● **SET EXERCISE**:
Your answer should be a single number: the count of lines that hold the word "completed".

## Begin ENTRIES PROVIDED

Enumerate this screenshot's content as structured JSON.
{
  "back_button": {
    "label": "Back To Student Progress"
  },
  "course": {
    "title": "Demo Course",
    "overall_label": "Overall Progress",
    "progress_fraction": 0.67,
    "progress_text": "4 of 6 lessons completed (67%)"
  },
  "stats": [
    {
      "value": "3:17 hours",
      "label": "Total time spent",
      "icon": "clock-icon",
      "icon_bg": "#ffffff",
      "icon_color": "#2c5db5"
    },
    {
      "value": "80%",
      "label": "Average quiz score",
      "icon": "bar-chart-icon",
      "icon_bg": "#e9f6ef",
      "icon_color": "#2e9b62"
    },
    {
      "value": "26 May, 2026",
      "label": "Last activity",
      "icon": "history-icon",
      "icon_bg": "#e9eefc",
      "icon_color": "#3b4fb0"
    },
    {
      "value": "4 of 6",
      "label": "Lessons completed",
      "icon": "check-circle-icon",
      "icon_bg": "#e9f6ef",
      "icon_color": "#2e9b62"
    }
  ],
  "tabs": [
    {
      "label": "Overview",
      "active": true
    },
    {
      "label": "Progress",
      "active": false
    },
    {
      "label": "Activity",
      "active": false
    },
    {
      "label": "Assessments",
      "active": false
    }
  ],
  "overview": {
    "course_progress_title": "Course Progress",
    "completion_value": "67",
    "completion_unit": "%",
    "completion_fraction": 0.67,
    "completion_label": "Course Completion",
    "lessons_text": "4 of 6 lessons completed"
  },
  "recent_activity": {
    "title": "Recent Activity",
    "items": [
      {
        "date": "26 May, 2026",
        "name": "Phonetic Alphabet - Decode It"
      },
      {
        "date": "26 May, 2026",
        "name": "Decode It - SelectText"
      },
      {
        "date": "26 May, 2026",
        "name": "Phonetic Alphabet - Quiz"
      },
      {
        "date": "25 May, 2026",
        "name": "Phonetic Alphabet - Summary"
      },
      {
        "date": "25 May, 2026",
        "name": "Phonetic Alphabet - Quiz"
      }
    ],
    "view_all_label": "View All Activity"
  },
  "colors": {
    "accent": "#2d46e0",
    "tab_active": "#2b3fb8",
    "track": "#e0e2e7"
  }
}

## End ENTRIES PROVIDED

● **OUTPUT**:
3